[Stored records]
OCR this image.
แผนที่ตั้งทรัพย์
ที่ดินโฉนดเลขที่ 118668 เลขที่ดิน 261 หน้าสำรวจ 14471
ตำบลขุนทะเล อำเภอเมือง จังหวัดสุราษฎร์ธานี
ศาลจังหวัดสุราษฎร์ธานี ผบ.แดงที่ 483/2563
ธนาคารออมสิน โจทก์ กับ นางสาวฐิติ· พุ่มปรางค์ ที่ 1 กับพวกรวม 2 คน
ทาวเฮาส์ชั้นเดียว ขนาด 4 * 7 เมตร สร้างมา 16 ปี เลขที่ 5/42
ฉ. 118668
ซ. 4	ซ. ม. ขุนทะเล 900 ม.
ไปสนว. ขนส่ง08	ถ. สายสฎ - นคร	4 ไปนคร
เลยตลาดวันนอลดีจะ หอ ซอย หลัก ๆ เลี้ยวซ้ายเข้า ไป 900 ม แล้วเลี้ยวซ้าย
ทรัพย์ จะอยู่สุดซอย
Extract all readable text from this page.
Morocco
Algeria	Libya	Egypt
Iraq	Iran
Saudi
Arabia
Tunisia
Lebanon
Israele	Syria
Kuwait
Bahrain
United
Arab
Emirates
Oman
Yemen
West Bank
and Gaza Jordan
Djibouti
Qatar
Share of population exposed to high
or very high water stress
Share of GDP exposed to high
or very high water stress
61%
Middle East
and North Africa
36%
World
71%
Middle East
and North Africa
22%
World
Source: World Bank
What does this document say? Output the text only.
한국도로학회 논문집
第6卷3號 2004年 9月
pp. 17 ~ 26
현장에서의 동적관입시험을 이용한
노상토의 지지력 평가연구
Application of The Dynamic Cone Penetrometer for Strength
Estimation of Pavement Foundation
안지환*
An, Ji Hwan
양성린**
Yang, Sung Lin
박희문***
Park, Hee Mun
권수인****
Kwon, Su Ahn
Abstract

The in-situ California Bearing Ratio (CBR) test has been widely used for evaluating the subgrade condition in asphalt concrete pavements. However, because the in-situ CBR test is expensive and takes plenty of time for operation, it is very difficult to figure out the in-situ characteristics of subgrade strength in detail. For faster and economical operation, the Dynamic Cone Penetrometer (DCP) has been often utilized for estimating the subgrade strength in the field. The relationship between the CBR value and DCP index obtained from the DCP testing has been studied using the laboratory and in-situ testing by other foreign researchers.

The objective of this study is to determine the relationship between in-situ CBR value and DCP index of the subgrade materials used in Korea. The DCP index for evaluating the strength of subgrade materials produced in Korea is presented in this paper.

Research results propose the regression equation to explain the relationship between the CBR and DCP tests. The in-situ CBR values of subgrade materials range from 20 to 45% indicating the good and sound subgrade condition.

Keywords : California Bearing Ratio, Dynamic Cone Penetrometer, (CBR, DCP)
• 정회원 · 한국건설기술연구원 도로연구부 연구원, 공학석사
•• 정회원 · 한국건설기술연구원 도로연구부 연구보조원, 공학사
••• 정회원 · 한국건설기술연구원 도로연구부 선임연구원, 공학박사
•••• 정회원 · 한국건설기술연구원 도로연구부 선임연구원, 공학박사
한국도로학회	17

What is being asked - Which lines of the data above contain "Penetrometer"? Copy each one.

Task output -
Application of The Dynamic Cone Penetrometer for Strength
The in-situ California Bearing Ratio (CBR) test has been widely used for evaluating the subgrade condition in asphalt concrete pavements. However, because the in-situ CBR test is expensive and takes plenty of time for operation, it is very difficult to figure out the in-situ characteristics of subgrade strength in detail. For faster and economical operation, the Dynamic Cone Penetrometer (DCP) has been often utilized for estimating the subgrade strength in the field. The relationship between the CBR value and DCP index obtained from the DCP testing has been studied using the laboratory and in-situ testing by other foreign researchers.
Keywords : California Bearing Ratio, Dynamic Cone Penetrometer, (CBR, DCP)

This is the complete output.